Data records
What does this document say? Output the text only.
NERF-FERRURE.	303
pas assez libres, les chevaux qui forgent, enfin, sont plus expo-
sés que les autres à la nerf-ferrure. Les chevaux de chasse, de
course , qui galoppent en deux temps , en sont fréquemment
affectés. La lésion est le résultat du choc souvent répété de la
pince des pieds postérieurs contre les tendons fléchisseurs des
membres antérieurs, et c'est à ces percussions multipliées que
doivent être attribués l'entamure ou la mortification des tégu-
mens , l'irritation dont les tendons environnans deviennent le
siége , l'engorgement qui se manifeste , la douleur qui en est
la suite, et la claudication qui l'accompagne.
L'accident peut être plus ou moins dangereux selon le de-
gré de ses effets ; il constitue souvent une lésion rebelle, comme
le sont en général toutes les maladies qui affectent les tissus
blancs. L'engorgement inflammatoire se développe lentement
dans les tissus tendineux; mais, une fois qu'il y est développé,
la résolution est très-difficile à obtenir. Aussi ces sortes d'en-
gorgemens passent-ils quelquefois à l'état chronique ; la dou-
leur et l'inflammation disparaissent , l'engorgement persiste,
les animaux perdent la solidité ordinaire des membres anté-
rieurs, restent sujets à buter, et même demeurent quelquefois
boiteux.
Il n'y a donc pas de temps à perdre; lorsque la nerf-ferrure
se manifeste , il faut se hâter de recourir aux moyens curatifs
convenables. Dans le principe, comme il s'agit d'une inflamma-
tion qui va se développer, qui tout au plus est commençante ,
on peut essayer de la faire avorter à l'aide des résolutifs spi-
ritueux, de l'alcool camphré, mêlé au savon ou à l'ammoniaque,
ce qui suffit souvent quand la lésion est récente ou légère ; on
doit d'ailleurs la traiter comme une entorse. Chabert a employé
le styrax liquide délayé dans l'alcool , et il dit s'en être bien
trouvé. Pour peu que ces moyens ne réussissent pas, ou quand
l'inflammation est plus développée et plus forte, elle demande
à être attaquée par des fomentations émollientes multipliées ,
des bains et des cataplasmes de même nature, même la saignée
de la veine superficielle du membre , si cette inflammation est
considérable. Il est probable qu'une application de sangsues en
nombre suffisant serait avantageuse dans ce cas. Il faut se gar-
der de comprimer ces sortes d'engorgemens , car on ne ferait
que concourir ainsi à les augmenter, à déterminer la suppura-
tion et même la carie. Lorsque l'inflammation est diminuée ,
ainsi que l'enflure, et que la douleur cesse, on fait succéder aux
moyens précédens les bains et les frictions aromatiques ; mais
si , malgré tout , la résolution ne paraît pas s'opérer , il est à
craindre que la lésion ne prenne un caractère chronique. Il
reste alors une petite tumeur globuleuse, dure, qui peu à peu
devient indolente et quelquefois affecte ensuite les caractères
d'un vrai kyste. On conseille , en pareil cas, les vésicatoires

- [Aim of the exercise]: Give the entries again in full, exactly as they are written.

- [Worked solution]:
What does this document say? Output the text only.
NERF-FERRURE.	303
pas assez libres, les chevaux qui forgent, enfin, sont plus expo-
sés que les autres à la nerf-ferrure. Les chevaux de chasse, de
course , qui galoppent en deux temps , en sont fréquemment
affectés. La lésion est le résultat du choc souvent répété de la
pince des pieds postérieurs contre les tendons fléchisseurs des
membres antérieurs, et c'est à ces percussions multipliées que
doivent être attribués l'entamure ou la mortification des tégu-
mens , l'irritation dont les tendons environnans deviennent le
siége , l'engorgement qui se manifeste , la douleur qui en est
la suite, et la claudication qui l'accompagne.
L'accident peut être plus ou moins dangereux selon le de-
gré de ses effets ; il constitue souvent une lésion rebelle, comme
le sont en général toutes les maladies qui affectent les tissus
blancs. L'engorgement inflammatoire se développe lentement
dans les tissus tendineux; mais, une fois qu'il y est développé,
la résolution est très-difficile à obtenir. Aussi ces sortes d'en-
gorgemens passent-ils quelquefois à l'état chronique ; la dou-
leur et l'inflammation disparaissent , l'engorgement persiste,
les animaux perdent la solidité ordinaire des membres anté-
rieurs, restent sujets à buter, et même demeurent quelquefois
boiteux.
Il n'y a donc pas de temps à perdre; lorsque la nerf-ferrure
se manifeste , il faut se hâter de recourir aux moyens curatifs
convenables. Dans le principe, comme il s'agit d'une inflamma-
tion qui va se développer, qui tout au plus est commençante ,
on peut essayer de la faire avorter à l'aide des résolutifs spi-
ritueux, de l'alcool camphré, mêlé au savon ou à l'ammoniaque,
ce qui suffit souvent quand la lésion est récente ou légère ; on
doit d'ailleurs la traiter comme une entorse. Chabert a employé
le styrax liquide délayé dans l'alcool , et il dit s'en être bien
trouvé. Pour peu que ces moyens ne réussissent pas, ou quand
l'inflammation est plus développée et plus forte, elle demande
à être attaquée par des fomentations émollientes multipliées ,
des bains et des cataplasmes de même nature, même la saignée
de la veine superficielle du membre , si cette inflammation est
considérable. Il est probable qu'une application de sangsues en
nombre suffisant serait avantageuse dans ce cas. Il faut se gar-
der de comprimer ces sortes d'engorgemens , car on ne ferait
que concourir ainsi à les augmenter, à déterminer la suppura-
tion et même la carie. Lorsque l'inflammation est diminuée ,
ainsi que l'enflure, et que la douleur cesse, on fait succéder aux
moyens précédens les bains et les frictions aromatiques ; mais
si , malgré tout , la résolution ne paraît pas s'opérer , il est à
craindre que la lésion ne prenne un caractère chronique. Il
reste alors une petite tumeur globuleuse, dure, qui peu à peu
devient indolente et quelquefois affecte ensuite les caractères
d'un vrai kyste. On conseille , en pareil cas, les vésicatoires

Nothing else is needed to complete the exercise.